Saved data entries
--

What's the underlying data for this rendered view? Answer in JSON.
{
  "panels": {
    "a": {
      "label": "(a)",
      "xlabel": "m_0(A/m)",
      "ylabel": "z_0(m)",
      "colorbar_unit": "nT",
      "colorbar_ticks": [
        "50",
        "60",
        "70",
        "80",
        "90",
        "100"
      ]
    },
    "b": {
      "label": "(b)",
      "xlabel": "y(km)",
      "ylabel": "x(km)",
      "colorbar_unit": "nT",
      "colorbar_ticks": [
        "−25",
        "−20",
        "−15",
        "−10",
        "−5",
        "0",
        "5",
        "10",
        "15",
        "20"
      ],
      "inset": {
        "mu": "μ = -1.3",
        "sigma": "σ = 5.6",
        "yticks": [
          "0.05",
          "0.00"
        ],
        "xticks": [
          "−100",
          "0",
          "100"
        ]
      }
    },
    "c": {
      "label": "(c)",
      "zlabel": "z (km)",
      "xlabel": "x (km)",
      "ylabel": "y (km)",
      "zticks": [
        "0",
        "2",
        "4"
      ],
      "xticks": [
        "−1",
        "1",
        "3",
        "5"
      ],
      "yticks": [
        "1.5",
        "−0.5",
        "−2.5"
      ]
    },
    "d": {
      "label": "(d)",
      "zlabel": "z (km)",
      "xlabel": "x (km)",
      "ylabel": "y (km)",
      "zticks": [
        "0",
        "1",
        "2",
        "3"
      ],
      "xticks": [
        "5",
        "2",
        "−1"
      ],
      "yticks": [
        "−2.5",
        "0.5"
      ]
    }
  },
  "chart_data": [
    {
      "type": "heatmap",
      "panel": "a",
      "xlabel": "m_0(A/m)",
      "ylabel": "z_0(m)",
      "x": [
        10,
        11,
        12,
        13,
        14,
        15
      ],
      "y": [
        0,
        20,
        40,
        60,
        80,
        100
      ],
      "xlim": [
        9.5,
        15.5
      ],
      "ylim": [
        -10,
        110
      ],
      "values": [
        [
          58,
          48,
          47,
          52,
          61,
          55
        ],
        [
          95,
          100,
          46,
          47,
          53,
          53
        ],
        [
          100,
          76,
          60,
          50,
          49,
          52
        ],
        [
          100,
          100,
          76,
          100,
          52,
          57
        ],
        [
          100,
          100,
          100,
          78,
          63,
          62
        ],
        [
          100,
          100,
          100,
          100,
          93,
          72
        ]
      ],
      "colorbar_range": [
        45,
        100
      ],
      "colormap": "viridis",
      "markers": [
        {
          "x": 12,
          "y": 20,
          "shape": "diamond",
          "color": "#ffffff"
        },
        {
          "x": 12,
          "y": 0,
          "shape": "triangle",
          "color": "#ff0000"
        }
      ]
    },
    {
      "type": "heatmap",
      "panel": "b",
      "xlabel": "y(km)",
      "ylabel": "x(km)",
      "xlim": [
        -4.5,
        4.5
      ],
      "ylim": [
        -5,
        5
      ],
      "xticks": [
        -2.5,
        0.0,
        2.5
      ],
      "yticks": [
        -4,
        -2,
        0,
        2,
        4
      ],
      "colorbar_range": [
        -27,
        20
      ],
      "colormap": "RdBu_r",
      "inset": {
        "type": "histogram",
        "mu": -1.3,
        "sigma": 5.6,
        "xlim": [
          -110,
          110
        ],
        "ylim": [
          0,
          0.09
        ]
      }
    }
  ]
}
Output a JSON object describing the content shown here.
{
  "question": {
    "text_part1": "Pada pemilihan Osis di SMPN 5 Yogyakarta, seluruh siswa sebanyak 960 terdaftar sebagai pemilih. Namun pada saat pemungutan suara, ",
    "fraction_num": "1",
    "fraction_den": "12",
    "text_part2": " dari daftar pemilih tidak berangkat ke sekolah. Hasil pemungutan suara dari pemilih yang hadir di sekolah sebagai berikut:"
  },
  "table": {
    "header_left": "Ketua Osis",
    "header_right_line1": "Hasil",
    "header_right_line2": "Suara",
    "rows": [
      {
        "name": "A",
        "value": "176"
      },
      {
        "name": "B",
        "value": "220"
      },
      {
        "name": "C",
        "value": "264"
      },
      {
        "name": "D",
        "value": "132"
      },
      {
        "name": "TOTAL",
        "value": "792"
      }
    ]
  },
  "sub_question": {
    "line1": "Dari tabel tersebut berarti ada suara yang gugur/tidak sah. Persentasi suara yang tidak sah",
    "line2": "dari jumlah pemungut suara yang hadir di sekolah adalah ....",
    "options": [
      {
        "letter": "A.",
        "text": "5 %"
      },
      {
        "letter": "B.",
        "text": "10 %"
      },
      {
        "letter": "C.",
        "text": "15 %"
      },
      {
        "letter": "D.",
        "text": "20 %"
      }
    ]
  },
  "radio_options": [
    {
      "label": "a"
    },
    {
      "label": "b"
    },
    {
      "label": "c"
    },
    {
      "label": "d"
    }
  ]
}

--

## What you should do
Reproduce the whole listing word for word.

## Result of this exercise
What's the underlying data for this rendered view? Answer in JSON.
{
  "panels": {
    "a": {
      "label": "(a)",
      "xlabel": "m_0(A/m)",
      "ylabel": "z_0(m)",
      "colorbar_unit": "nT",
      "colorbar_ticks": [
        "50",
        "60",
        "70",
        "80",
        "90",
        "100"
      ]
    },
    "b": {
      "label": "(b)",
      "xlabel": "y(km)",
      "ylabel": "x(km)",
      "colorbar_unit": "nT",
      "colorbar_ticks": [
        "−25",
        "−20",
        "−15",
        "−10",
        "−5",
        "0",
        "5",
        "10",
        "15",
        "20"
      ],
      "inset": {
        "mu": "μ = -1.3",
        "sigma": "σ = 5.6",
        "yticks": [
          "0.05",
          "0.00"
        ],
        "xticks": [
          "−100",
          "0",
          "100"
        ]
      }
    },
    "c": {
      "label": "(c)",
      "zlabel": "z (km)",
      "xlabel": "x (km)",
      "ylabel": "y (km)",
      "zticks": [
        "0",
        "2",
        "4"
      ],
      "xticks": [
        "−1",
        "1",
        "3",
        "5"
      ],
      "yticks": [
        "1.5",
        "−0.5",
        "−2.5"
      ]
    },
    "d": {
      "label": "(d)",
      "zlabel": "z (km)",
      "xlabel": "x (km)",
      "ylabel": "y (km)",
      "zticks": [
        "0",
        "1",
        "2",
        "3"
      ],
      "xticks": [
        "5",
        "2",
        "−1"
      ],
      "yticks": [
        "−2.5",
        "0.5"
      ]
    }
  },
  "chart_data": [
    {
      "type": "heatmap",
      "panel": "a",
      "xlabel": "m_0(A/m)",
      "ylabel": "z_0(m)",
      "x": [
        10,
        11,
        12,
        13,
        14,
        15
      ],
      "y": [
        0,
        20,
        40,
        60,
        80,
        100
      ],
      "xlim": [
        9.5,
        15.5
      ],
      "ylim": [
        -10,
        110
      ],
      "values": [
        [
          58,
          48,
          47,
          52,
          61,
          55
        ],
        [
          95,
          100,
          46,
          47,
          53,
          53
        ],
        [
          100,
          76,
          60,
          50,
          49,
          52
        ],
        [
          100,
          100,
          76,
          100,
          52,
          57
        ],
        [
          100,
          100,
          100,
          78,
          63,
          62
        ],
        [
          100,
          100,
          100,
          100,
          93,
          72
        ]
      ],
      "colorbar_range": [
        45,
        100
      ],
      "colormap": "viridis",
      "markers": [
        {
          "x": 12,
          "y": 20,
          "shape": "diamond",
          "color": "#ffffff"
        },
        {
          "x": 12,
          "y": 0,
          "shape": "triangle",
          "color": "#ff0000"
        }
      ]
    },
    {
      "type": "heatmap",
      "panel": "b",
      "xlabel": "y(km)",
      "ylabel": "x(km)",
      "xlim": [
        -4.5,
        4.5
      ],
      "ylim": [
        -5,
        5
      ],
      "xticks": [
        -2.5,
        0.0,
        2.5
      ],
      "yticks": [
        -4,
        -2,
        0,
        2,
        4
      ],
      "colorbar_range": [
        -27,
        20
      ],
      "colormap": "RdBu_r",
      "inset": {
        "type": "histogram",
        "mu": -1.3,
        "sigma": 5.6,
        "xlim": [
          -110,
          110
        ],
        "ylim": [
          0,
          0.09
        ]
      }
    }
  ]
}
Output a JSON object describing the content shown here.
{
  "question": {
    "text_part1": "Pada pemilihan Osis di SMPN 5 Yogyakarta, seluruh siswa sebanyak 960 terdaftar sebagai pemilih. Namun pada saat pemungutan suara, ",
    "fraction_num": "1",
    "fraction_den": "12",
    "text_part2": " dari daftar pemilih tidak berangkat ke sekolah. Hasil pemungutan suara dari pemilih yang hadir di sekolah sebagai berikut:"
  },
  "table": {
    "header_left": "Ketua Osis",
    "header_right_line1": "Hasil",
    "header_right_line2": "Suara",
    "rows": [
      {
        "name": "A",
        "value": "176"
      },
      {
        "name": "B",
        "value": "220"
      },
      {
        "name": "C",
        "value": "264"
      },
      {
        "name": "D",
        "value": "132"
      },
      {
        "name": "TOTAL",
        "value": "792"
      }
    ]
  },
  "sub_question": {
    "line1": "Dari tabel tersebut berarti ada suara yang gugur/tidak sah. Persentasi suara yang tidak sah",
    "line2": "dari jumlah pemungut suara yang hadir di sekolah adalah ....",
    "options": [
      {
        "letter": "A.",
        "text": "5 %"
      },
      {
        "letter": "B.",
        "text": "10 %"
      },
      {
        "letter": "C.",
        "text": "15 %"
      },
      {
        "letter": "D.",
        "text": "20 %"
      }
    ]
  },
  "radio_options": [
    {
      "label": "a"
    },
    {
      "label": "b"
    },
    {
      "label": "c"
    },
    {
      "label": "d"
    }
  ]
}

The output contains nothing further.